• INSTRUÇÃO A: Extraia dos registros todas as linhas em que aparece a palavra "right".

• TRECHO FORNECIDO:
☆ ☆ ☆ ☆ ☆
Emily Dickinson, P. Henriques Britto e o leitor

Um poema de Emily Dickinson e duas traduções de Paulo Henriques Britto (2)

NO POST anterior, trouxemos o original do poema #185 (da coletânea de poemas de Emily Dickinson, por Johnson*) e duas traduções de Paulo Henriques Britto.

Nosso desafio ao leitor era o de escolher entre “A” e “B”.

O tradutor o fez. Saiba como, lendo antes o processo que levou Britto às duas versões citadas. As anotações estão no livro “A tradução literária”, da editora Civilização Brasileira, 1ª. ed., 2012.

Inicialmente, Britto constata que “no campo da tradução, poucos temas têm sido tão discutidos, e têm levado à adoção de posturas tão radicalmente opostas, quanto a tradução de poesia”. E por quê?
Embora o interesse teórico seja “inversamente  proporcional ao volume de traduções de poesia efetivamente publicadas”, Britto alinha algumas verdades sobre o contexto brasileiro:

i. “Num extremo, temos aqueles que defendem a absoluta impossibilidade de se traduzir poesia; no extremo oposto, temos os que afirmam que se pode traduzir poesia tal como qualquer outro tipo de texto.”
☆ ☆ ☆ ☆ ☆
• LINHAS DE DADOS:
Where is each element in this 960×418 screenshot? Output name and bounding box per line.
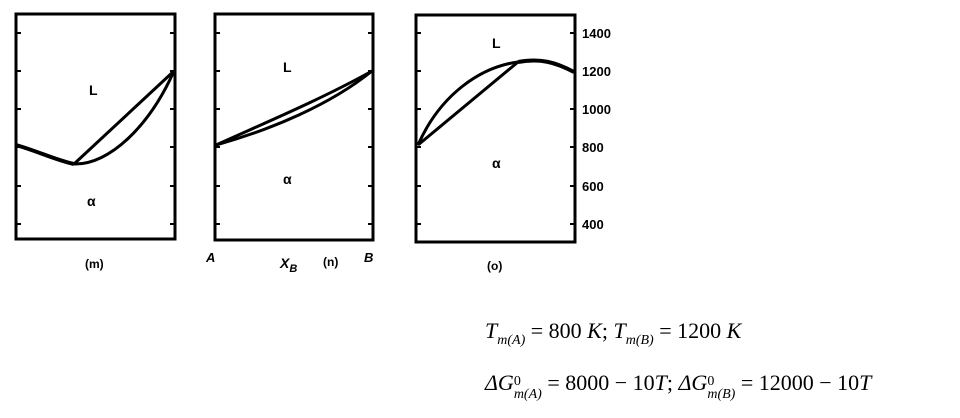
panel-n-frame [213,12,375,242]
panel-o-liquid-label: L [492,35,501,51]
panel-n-liquid-label: L [283,59,292,75]
panel-m-caption: (m) [85,257,104,271]
panel-o-right-curves [517,58,575,74]
gibbs-energy-equation: ΔG 0 m(A) = 8000 − 10T; ΔG 0 m(B) = 12000 − … [485,370,872,402]
panel-n-left-end-a: A [205,250,215,265]
melting-points-equation: Tm(A) = 800 K; Tm(B) = 1200 K [485,318,742,348]
panel-o-frame [414,13,577,244]
panel-n-ticks [215,32,373,225]
ytick-1200: 1200 [582,64,611,79]
panel-n-xaxis-label: XB [279,255,297,275]
panel-n-liquidus [215,69,373,147]
panel-n: L α A B XB (n) [205,12,375,275]
ytick-400: 400 [582,217,604,232]
panel-o-y-axis-labels: 1400 1200 1000 800 600 400 [582,26,611,232]
panel-o: L α (o) 1400 1200 1000 800 600 400 [414,13,611,273]
panel-n-solid-label: α [283,171,292,187]
panel-o-ticks [416,32,575,225]
ytick-1400: 1400 [582,26,611,41]
panel-o-liquidus [416,60,519,146]
phase-diagrams: L α (m) L α A B XB (n) L α [14,12,611,275]
panel-n-solidus [215,69,373,147]
panel-m-frame [14,12,177,241]
panel-n-caption: (n) [323,255,338,269]
ytick-1000: 1000 [582,102,611,117]
panel-o-caption: (o) [487,259,502,273]
ytick-600: 600 [582,179,604,194]
ytick-800: 800 [582,140,604,155]
panel-m-liquidus [72,69,176,166]
panel-m: L α (m) [14,12,177,271]
panel-n-right-end-b: B [364,250,373,265]
panel-m-solidus [73,70,176,166]
panel-o-solid-label: α [492,155,501,171]
panel-m-solid-label: α [87,193,96,209]
panel-m-liquid-label: L [89,82,98,98]
panel-o-solidus [417,60,519,147]
panel-m-left-curves [15,143,75,166]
☆ ☆ ☆ ☆ ☆
• INSTRUÇÃO B: Reproduza, no texto sobre as traduções de Emily Dickinson, a parte que se inicia com as palavras "Nosso desafio ao" e termina com "1ª. ed., 2012.".

• RESPOSTA ESCRITA A:
panel-o-right-curves [517,58,575,74]
panel-n-right-end-b: B [364,250,373,265]

• RESPOSTA ESCRITA B:
Nosso desafio ao leitor era o de escolher entre “A” e “B”.

O tradutor o fez. Saiba como, lendo antes o processo que levou Britto às duas versões citadas. As anotações estão no livro “A tradução literária”, da editora Civilização Brasileira, 1ª. ed., 2012.